**EXCERPT TO READ**
──────────
Applications and data stores use Kafka for ingesting, storing, and processing real-time data streams, making it a fundamental component in building event-driven architectures and systems that require the processing of continuous data flows. Additionally, many use cases leverage Kafka not just for real-time data but to ensure data consistency across real-time, batch, and request-response APIs.

Use Cases for Apache Kafka as Storage System

While most people think about Kafka as a message broker, real-time analytics platform, or big data ingestion system, the distributed commit log with ordering guarantees and timestamps enables plenty of use cases for accessing data long after its creation or replaying historical data.

Here are a few examples for use cases that leverage long-term storage of data in Kafka:

New consumer: Deploy a new application / database / data warehouse, data lake and synchronize the state of the business objects.
Offloading: Reducing cost significantly by NOT consuming again and again from expensive or non-scalable systems (e.g. mainframe and MIPS)
Error-handling: Re-process historical data after fixing an issue in the business logic.
Compliance / regulatory processing: Replay historical data to analyze an incident.
Query and analyze existing events: Consume data from a notebook for data engineering, analytics, or reporting.
Schema changes in analytics platform: Re-process data after updating data contracts.
Model training: Batch ingestion into an AI framework to apply a machine learning algorithm
Disaster recovery: Operational data stores replay data again from the persistent commit log in the case of a failure.
…

Objections for Storing Data Long-Term in Kafka

Storing data long term in Kafka has a few drawbacks. The following arguments are valid concerns:

Cost: Storing large volumes of data on attached disks is much more expensive than external storage systems like an object store.
Scalability: Operating Kafka brokers with lots of data (say many gigabytes, or even terabytes, and more) is challenging, especially in the case of failures when you need to rebalance partitions.
Risk: Downtime or data inconsistencies happen if operations struggle with large volumes or when hardware needs to be migrated.

Therefore, you should NOT store big data sets in Kafka without Tiered Storage! With this in mind, let’s explore how Tiered Storage for Kafka solves these problems.
──────────
(Dataset entries)
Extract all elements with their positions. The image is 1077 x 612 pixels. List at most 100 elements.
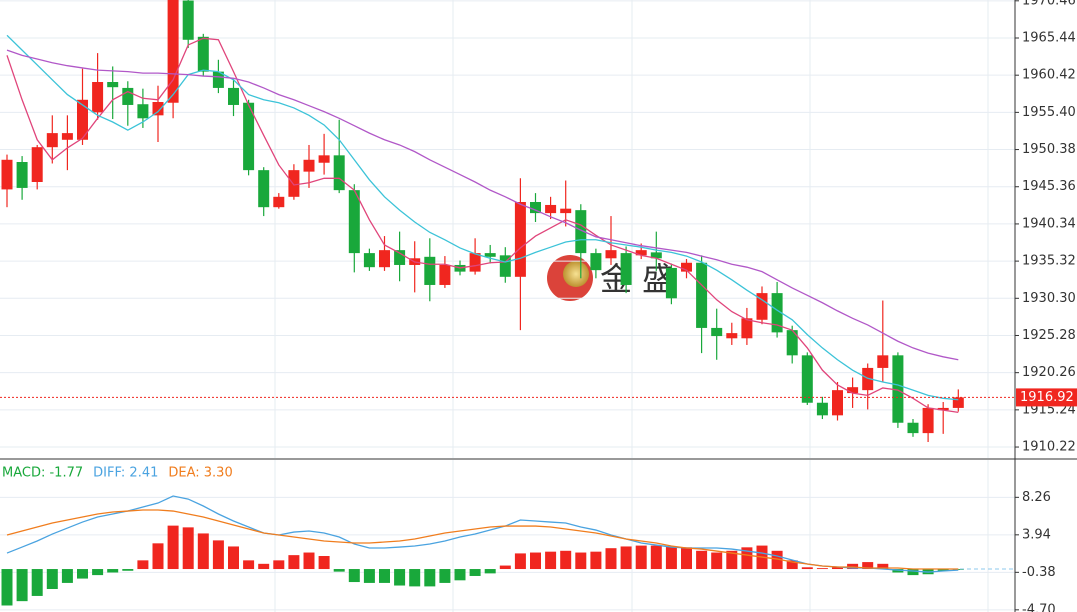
legend: MACD: -1.77 DIFF: 2.41 DEA: 3.30 (2, 466, 233, 481)
candle-body (469, 253, 481, 272)
y-tick-label: 1950.38 (1022, 142, 1076, 157)
legend-entry: MACD: -1.77 (2, 466, 83, 481)
candle-body (167, 0, 179, 103)
macd-bar (137, 560, 149, 570)
macd-bar (409, 569, 421, 587)
macd-bar (590, 551, 602, 570)
candle-body (877, 355, 889, 368)
macd-bar (575, 552, 587, 570)
macd-bar (228, 546, 239, 570)
candle-body (952, 397, 964, 408)
y-tick-label: 1960.42 (1022, 68, 1076, 83)
macd-bar (77, 569, 88, 579)
candle-body (212, 71, 224, 88)
macd-bar (122, 569, 134, 571)
macd-bar (741, 547, 753, 570)
candle-body (847, 387, 859, 394)
macd-bar (862, 562, 874, 570)
candle-body (258, 170, 270, 208)
candle-body (862, 367, 874, 391)
y-tick-label: 1970.46 (1022, 0, 1076, 8)
candle-body (424, 256, 436, 285)
macd-bar (92, 569, 104, 576)
price-panel (0, 0, 1015, 448)
candle-body (635, 250, 647, 256)
candle-body (1, 159, 13, 190)
macd-bar (469, 569, 481, 576)
macd-bar (439, 569, 451, 583)
candle-body (197, 36, 209, 72)
macd-panel (0, 495, 1015, 611)
macd-bar (273, 560, 285, 570)
macd-bar (182, 527, 194, 570)
candle-body (832, 390, 843, 416)
candle-body (499, 255, 511, 277)
candle-body (771, 293, 783, 333)
watermark-text: 金 盛 (600, 260, 674, 298)
candle-body (243, 102, 255, 171)
candle-body (575, 210, 587, 254)
candle-body (741, 318, 753, 339)
macd-bar (107, 569, 119, 573)
candle-body (484, 253, 496, 257)
candle-body (348, 190, 360, 254)
macd-bar (424, 569, 436, 587)
macd-bar (243, 560, 255, 570)
candle-body (273, 196, 285, 208)
y-tick-label: 3.94 (1022, 527, 1051, 542)
macd-bar (530, 552, 541, 570)
macd-bar (907, 569, 919, 576)
macd-bar (16, 569, 28, 602)
macd-bar (454, 569, 466, 581)
candle-body (620, 253, 632, 285)
candle-body (756, 293, 768, 320)
candle-body (560, 208, 572, 214)
candle-body (439, 264, 451, 285)
y-tick-label: 1945.36 (1022, 179, 1076, 194)
candle-body (726, 333, 738, 339)
macd-bar (258, 563, 270, 570)
macd-bar (499, 565, 511, 570)
candle-body (937, 407, 949, 411)
candle-body (333, 155, 345, 191)
y-tick-label: 1930.30 (1022, 291, 1076, 306)
candle-body (379, 250, 390, 268)
logo-core (563, 261, 589, 287)
y-tick-label: -0.38 (1022, 565, 1056, 580)
macd-bar (801, 567, 813, 570)
candle-body (31, 147, 43, 182)
macd-bar (635, 545, 647, 570)
macd-bar (620, 546, 632, 570)
y-tick-label: 1955.40 (1022, 105, 1076, 120)
candle-body (892, 355, 904, 423)
macd-bar (832, 567, 843, 570)
macd-bar (288, 555, 300, 570)
current-price-box (1016, 388, 1077, 407)
macd-bar (31, 569, 43, 596)
macd-line (6, 509, 959, 570)
macd-bar (711, 552, 723, 570)
candle-body (77, 99, 88, 140)
macd-bar (726, 550, 738, 570)
y-tick-label: 1935.32 (1022, 254, 1076, 269)
candle-body (46, 133, 58, 148)
candle-body (801, 355, 813, 403)
y-tick-label: 1965.44 (1022, 31, 1076, 46)
candle-body (394, 250, 406, 265)
watermark: 金 盛 (547, 255, 674, 301)
y-tick-label: 1920.26 (1022, 365, 1076, 380)
candle-body (514, 202, 526, 277)
macd-bar (318, 556, 330, 570)
macd-bar (816, 568, 828, 570)
current-price-label: 1916.92 (1020, 390, 1074, 405)
candle-body (288, 170, 300, 197)
macd-bar (514, 553, 526, 570)
candle-body (303, 159, 315, 172)
macd-bar (152, 543, 164, 570)
y-tick-label: -4.70 (1022, 602, 1056, 612)
candle-body (530, 202, 541, 214)
macd-bar (212, 540, 224, 570)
──────────
**DIRECTIVES**
A: Answer these questions about the Kafka excerpt:
(i) What does the "Error-handling" use case involve?
(ii) Which external storage system is named as much cheaper than attached disks?
(iii) What should you not store in Kafka without Tiered Storage?
B: Arrange the lines of the listing as a Markdown table with the columns Row and Line, starting at the line that contains "legend: MACD: -1.77" and ending at the line that contains "macd-bar (107, 569, 119, 573)". Leave out any blank lines.
The listing is unrelated to the Kafka excerpt.

**SOLUTION SET**
A:
(i) Re-processing historical data after fixing an issue in the business logic.
(ii) An object store.
(iii) Big data sets.

B:
| Row | Line |
|---|---|
| 1 | legend: MACD: -1.77 DIFF: 2.41 DEA: 3.30 (2, 466, 233, 481) |
| 2 | candle-body (469, 253, 481, 272) |
| 3 | y-tick-label: 1950.38 (1022, 142, 1076, 157) |
| 4 | legend-entry: MACD: -1.77 (2, 466, 83, 481) |
| 5 | candle-body (167, 0, 179, 103) |
| 6 | macd-bar (137, 560, 149, 570) |
| 7 | macd-bar (409, 569, 421, 587) |
| 8 | macd-bar (590, 551, 602, 570) |
| 9 | candle-body (877, 355, 889, 368) |
| 10 | macd-bar (575, 552, 587, 570) |
| 11 | macd-bar (228, 546, 239, 570) |
| 12 | candle-body (952, 397, 964, 408) |
| 13 | y-tick-label: 1960.42 (1022, 68, 1076, 83) |
| 14 | macd-bar (77, 569, 88, 579) |
| 15 | candle-body (212, 71, 224, 88) |
| 16 | macd-bar (122, 569, 134, 571) |
| 17 | macd-bar (741, 547, 753, 570) |
| 18 | candle-body (847, 387, 859, 394) |
| 19 | macd-bar (862, 562, 874, 570) |
| 20 | candle-body (258, 170, 270, 208) |
| 21 | candle-body (862, 367, 874, 391) |
| 22 | y-tick-label: 1970.46 (1022, 0, 1076, 8) |
| 23 | candle-body (424, 256, 436, 285) |
| 24 | macd-bar (92, 569, 104, 576) |
| 25 | price-panel (0, 0, 1015, 448) |
| 26 | candle-body (635, 250, 647, 256) |
| 27 | candle-body (1, 159, 13, 190) |
| 28 | macd-bar (469, 569, 481, 576) |
| 29 | macd-bar (439, 569, 451, 583) |
| 30 | candle-body (197, 36, 209, 72) |
| 31 | macd-panel (0, 495, 1015, 611) |
| 32 | macd-bar (273, 560, 285, 570) |
| 33 | macd-bar (182, 527, 194, 570) |
| 34 | candle-body (832, 390, 843, 416) |
| 35 | candle-body (499, 255, 511, 277) |
| 36 | candle-body (771, 293, 783, 333) |
| 37 | watermark-text: 金 盛 (600, 260, 674, 298) |
| 38 | candle-body (243, 102, 255, 171) |
| 39 | candle-body (575, 210, 587, 254) |
| 40 | candle-body (741, 318, 753, 339) |
| 41 | macd-bar (107, 569, 119, 573) |